Dataset items:
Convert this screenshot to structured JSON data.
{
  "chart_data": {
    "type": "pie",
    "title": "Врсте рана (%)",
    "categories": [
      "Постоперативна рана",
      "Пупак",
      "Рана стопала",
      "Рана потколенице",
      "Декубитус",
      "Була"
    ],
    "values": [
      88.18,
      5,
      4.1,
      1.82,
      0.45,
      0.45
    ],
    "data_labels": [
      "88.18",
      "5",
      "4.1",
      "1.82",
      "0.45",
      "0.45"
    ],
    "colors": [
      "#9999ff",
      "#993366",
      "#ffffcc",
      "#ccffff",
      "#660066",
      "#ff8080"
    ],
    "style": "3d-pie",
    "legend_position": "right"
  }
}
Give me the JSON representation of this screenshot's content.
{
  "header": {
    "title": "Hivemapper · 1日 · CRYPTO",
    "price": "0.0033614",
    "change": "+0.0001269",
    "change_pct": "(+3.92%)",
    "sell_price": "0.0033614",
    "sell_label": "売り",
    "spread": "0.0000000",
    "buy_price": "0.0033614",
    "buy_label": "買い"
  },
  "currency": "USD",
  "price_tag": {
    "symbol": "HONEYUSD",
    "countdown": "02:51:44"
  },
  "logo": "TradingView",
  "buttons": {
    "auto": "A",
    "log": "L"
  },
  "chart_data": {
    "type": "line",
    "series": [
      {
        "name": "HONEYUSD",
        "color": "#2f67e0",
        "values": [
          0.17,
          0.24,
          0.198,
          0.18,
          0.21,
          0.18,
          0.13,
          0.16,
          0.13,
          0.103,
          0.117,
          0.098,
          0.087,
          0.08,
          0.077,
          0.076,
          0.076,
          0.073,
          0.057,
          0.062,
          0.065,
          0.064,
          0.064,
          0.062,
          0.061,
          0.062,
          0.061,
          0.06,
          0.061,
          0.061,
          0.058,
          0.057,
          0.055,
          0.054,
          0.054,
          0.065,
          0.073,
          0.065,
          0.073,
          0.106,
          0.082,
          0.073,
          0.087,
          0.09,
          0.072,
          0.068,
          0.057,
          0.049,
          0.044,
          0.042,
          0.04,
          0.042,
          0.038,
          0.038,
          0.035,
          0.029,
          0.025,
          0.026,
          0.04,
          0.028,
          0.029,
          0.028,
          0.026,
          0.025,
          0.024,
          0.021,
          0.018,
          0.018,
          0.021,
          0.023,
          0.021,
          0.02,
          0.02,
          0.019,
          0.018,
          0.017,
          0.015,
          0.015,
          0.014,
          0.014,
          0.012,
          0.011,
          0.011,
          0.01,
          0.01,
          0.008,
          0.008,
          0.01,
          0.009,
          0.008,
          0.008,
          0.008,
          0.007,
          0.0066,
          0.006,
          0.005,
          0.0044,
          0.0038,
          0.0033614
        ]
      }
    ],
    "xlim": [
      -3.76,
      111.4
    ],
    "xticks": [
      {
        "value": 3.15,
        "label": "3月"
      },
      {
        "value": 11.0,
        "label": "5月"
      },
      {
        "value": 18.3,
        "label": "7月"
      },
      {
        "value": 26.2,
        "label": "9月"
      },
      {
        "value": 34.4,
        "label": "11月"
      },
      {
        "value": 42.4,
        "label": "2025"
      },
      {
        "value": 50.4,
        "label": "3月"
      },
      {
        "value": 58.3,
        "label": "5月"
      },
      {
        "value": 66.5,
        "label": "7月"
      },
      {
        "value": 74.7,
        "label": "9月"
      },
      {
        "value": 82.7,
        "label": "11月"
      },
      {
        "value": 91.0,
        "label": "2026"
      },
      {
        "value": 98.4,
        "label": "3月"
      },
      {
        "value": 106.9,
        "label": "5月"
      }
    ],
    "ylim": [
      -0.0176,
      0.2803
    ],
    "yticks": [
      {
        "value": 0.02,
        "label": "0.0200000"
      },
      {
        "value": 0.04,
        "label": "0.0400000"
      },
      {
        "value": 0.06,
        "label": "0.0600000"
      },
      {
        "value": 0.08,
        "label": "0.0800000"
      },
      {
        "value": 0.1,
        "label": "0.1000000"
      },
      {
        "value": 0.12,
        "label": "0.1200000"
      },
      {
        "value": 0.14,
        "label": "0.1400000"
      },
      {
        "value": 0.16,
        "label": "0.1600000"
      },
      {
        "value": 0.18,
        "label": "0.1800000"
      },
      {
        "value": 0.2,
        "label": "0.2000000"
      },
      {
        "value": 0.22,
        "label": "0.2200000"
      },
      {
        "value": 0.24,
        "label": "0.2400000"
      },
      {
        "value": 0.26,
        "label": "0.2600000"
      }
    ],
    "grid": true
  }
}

GIVEN TASK:
All of the material above needs to be retyped word for word.

CORRECT RESPONSE:
Convert this screenshot to structured JSON data.
{
  "chart_data": {
    "type": "pie",
    "title": "Врсте рана (%)",
    "categories": [
      "Постоперативна рана",
      "Пупак",
      "Рана стопала",
      "Рана потколенице",
      "Декубитус",
      "Була"
    ],
    "values": [
      88.18,
      5,
      4.1,
      1.82,
      0.45,
      0.45
    ],
    "data_labels": [
      "88.18",
      "5",
      "4.1",
      "1.82",
      "0.45",
      "0.45"
    ],
    "colors": [
      "#9999ff",
      "#993366",
      "#ffffcc",
      "#ccffff",
      "#660066",
      "#ff8080"
    ],
    "style": "3d-pie",
    "legend_position": "right"
  }
}
Give me the JSON representation of this screenshot's content.
{
  "header": {
    "title": "Hivemapper · 1日 · CRYPTO",
    "price": "0.0033614",
    "change": "+0.0001269",
    "change_pct": "(+3.92%)",
    "sell_price": "0.0033614",
    "sell_label": "売り",
    "spread": "0.0000000",
    "buy_price": "0.0033614",
    "buy_label": "買い"
  },
  "currency": "USD",
  "price_tag": {
    "symbol": "HONEYUSD",
    "countdown": "02:51:44"
  },
  "logo": "TradingView",
  "buttons": {
    "auto": "A",
    "log": "L"
  },
  "chart_data": {
    "type": "line",
    "series": [
      {
        "name": "HONEYUSD",
        "color": "#2f67e0",
        "values": [
          0.17,
          0.24,
          0.198,
          0.18,
          0.21,
          0.18,
          0.13,
          0.16,
          0.13,
          0.103,
          0.117,
          0.098,
          0.087,
          0.08,
          0.077,
          0.076,
          0.076,
          0.073,
          0.057,
          0.062,
          0.065,
          0.064,
          0.064,
          0.062,
          0.061,
          0.062,
          0.061,
          0.06,
          0.061,
          0.061,
          0.058,
          0.057,
          0.055,
          0.054,
          0.054,
          0.065,
          0.073,
          0.065,
          0.073,
          0.106,
          0.082,
          0.073,
          0.087,
          0.09,
          0.072,
          0.068,
          0.057,
          0.049,
          0.044,
          0.042,
          0.04,
          0.042,
          0.038,
          0.038,
          0.035,
          0.029,
          0.025,
          0.026,
          0.04,
          0.028,
          0.029,
          0.028,
          0.026,
          0.025,
          0.024,
          0.021,
          0.018,
          0.018,
          0.021,
          0.023,
          0.021,
          0.02,
          0.02,
          0.019,
          0.018,
          0.017,
          0.015,
          0.015,
          0.014,
          0.014,
          0.012,
          0.011,
          0.011,
          0.01,
          0.01,
          0.008,
          0.008,
          0.01,
          0.009,
          0.008,
          0.008,
          0.008,
          0.007,
          0.0066,
          0.006,
          0.005,
          0.0044,
          0.0038,
          0.0033614
        ]
      }
    ],
    "xlim": [
      -3.76,
      111.4
    ],
    "xticks": [
      {
        "value": 3.15,
        "label": "3月"
      },
      {
        "value": 11.0,
        "label": "5月"
      },
      {
        "value": 18.3,
        "label": "7月"
      },
      {
        "value": 26.2,
        "label": "9月"
      },
      {
        "value": 34.4,
        "label": "11月"
      },
      {
        "value": 42.4,
        "label": "2025"
      },
      {
        "value": 50.4,
        "label": "3月"
      },
      {
        "value": 58.3,
        "label": "5月"
      },
      {
        "value": 66.5,
        "label": "7月"
      },
      {
        "value": 74.7,
        "label": "9月"
      },
      {
        "value": 82.7,
        "label": "11月"
      },
      {
        "value": 91.0,
        "label": "2026"
      },
      {
        "value": 98.4,
        "label": "3月"
      },
      {
        "value": 106.9,
        "label": "5月"
      }
    ],
    "ylim": [
      -0.0176,
      0.2803
    ],
    "yticks": [
      {
        "value": 0.02,
        "label": "0.0200000"
      },
      {
        "value": 0.04,
        "label": "0.0400000"
      },
      {
        "value": 0.06,
        "label": "0.0600000"
      },
      {
        "value": 0.08,
        "label": "0.0800000"
      },
      {
        "value": 0.1,
        "label": "0.1000000"
      },
      {
        "value": 0.12,
        "label": "0.1200000"
      },
      {
        "value": 0.14,
        "label": "0.1400000"
      },
      {
        "value": 0.16,
        "label": "0.1600000"
      },
      {
        "value": 0.18,
        "label": "0.1800000"
      },
      {
        "value": 0.2,
        "label": "0.2000000"
      },
      {
        "value": 0.22,
        "label": "0.2200000"
      },
      {
        "value": 0.24,
        "label": "0.2400000"
      },
      {
        "value": 0.26,
        "label": "0.2600000"
      }
    ],
    "grid": true
  }
}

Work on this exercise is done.